WHAT IS EXPECTED:
Give only the number of lines in these records that contain the word "this".
═════ EXCERPTED DATA
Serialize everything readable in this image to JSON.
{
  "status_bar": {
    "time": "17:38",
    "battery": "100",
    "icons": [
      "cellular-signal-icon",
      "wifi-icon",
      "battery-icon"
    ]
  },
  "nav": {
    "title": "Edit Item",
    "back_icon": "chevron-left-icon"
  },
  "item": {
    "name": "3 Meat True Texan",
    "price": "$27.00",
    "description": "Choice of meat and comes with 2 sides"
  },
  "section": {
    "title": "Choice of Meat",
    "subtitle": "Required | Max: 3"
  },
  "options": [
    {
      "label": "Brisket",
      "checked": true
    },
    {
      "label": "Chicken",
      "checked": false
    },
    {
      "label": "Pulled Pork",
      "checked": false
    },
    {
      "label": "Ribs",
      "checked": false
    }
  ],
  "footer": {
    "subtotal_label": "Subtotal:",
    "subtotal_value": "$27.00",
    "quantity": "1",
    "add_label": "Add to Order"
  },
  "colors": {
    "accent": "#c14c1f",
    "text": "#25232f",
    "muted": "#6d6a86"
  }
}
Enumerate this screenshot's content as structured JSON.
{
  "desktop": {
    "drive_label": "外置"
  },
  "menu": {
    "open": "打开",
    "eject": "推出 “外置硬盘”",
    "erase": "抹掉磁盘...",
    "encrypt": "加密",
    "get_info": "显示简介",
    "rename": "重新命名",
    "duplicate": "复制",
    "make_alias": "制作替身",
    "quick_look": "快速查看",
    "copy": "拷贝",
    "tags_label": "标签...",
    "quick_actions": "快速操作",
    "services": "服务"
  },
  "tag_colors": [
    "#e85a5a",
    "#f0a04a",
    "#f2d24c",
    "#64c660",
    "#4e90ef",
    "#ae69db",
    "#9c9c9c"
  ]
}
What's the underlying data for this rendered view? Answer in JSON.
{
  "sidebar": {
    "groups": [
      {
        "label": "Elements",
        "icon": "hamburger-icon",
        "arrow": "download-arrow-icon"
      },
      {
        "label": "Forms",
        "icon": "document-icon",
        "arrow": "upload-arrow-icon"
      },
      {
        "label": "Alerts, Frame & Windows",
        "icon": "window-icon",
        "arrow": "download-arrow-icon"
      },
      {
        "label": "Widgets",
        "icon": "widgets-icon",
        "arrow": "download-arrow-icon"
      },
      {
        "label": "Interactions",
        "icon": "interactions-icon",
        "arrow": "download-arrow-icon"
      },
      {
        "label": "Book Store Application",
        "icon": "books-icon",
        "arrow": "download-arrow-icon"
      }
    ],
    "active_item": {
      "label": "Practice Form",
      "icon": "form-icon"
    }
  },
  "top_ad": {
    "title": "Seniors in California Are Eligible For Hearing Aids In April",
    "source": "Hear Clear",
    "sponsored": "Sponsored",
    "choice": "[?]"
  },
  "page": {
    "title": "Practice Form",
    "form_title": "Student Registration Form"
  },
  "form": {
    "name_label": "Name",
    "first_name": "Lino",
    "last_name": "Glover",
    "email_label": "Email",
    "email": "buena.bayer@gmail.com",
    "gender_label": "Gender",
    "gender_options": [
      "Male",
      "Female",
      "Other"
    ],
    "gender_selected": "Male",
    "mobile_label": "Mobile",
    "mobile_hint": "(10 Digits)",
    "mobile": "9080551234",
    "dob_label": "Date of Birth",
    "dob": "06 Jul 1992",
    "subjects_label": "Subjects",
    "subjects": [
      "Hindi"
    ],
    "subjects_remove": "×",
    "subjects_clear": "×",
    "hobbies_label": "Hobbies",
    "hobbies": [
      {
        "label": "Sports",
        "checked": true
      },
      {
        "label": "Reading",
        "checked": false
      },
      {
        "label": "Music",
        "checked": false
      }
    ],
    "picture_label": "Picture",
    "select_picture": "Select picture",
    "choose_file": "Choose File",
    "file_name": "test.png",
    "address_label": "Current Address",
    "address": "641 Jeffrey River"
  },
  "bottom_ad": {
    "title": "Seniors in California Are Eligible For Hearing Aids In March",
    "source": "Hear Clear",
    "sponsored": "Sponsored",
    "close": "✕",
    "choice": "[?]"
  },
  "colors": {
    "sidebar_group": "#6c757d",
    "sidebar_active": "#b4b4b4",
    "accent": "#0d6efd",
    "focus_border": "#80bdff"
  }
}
══════════
RESPONSE TO THE TASK:
3